-- CHALLENGE --
Give the listing below again in full, exactly as written.

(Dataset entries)
....

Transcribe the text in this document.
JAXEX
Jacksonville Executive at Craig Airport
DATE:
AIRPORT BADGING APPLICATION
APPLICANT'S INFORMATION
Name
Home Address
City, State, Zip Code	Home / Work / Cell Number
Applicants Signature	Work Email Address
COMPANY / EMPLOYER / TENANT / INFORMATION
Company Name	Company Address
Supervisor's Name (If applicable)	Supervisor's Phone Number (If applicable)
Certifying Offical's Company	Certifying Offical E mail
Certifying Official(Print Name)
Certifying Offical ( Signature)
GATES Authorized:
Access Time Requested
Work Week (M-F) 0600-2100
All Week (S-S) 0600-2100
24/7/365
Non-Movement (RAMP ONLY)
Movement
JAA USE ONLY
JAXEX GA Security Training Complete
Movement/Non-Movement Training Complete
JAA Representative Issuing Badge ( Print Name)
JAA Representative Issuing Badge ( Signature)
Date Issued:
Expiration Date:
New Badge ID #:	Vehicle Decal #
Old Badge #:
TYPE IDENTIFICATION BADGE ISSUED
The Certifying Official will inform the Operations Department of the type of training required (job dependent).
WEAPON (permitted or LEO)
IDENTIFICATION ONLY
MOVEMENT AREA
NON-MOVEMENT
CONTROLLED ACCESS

....

-- OUTPUT OF THE TASK --
Transcribe the text in this document.
JAXEX
Jacksonville Executive at Craig Airport
DATE:
AIRPORT BADGING APPLICATION
APPLICANT'S INFORMATION
Name
Home Address
City, State, Zip Code	Home / Work / Cell Number
Applicants Signature	Work Email Address
COMPANY / EMPLOYER / TENANT / INFORMATION
Company Name	Company Address
Supervisor's Name (If applicable)	Supervisor's Phone Number (If applicable)
Certifying Offical's Company	Certifying Offical E mail
Certifying Official(Print Name)
Certifying Offical ( Signature)
GATES Authorized:
Access Time Requested
Work Week (M-F) 0600-2100
All Week (S-S) 0600-2100
24/7/365
Non-Movement (RAMP ONLY)
Movement
JAA USE ONLY
JAXEX GA Security Training Complete
Movement/Non-Movement Training Complete
JAA Representative Issuing Badge ( Print Name)
JAA Representative Issuing Badge ( Signature)
Date Issued:
Expiration Date:
New Badge ID #:	Vehicle Decal #
Old Badge #:
TYPE IDENTIFICATION BADGE ISSUED
The Certifying Official will inform the Operations Department of the type of training required (job dependent).
WEAPON (permitted or LEO)
IDENTIFICATION ONLY
MOVEMENT AREA
NON-MOVEMENT
CONTROLLED ACCESS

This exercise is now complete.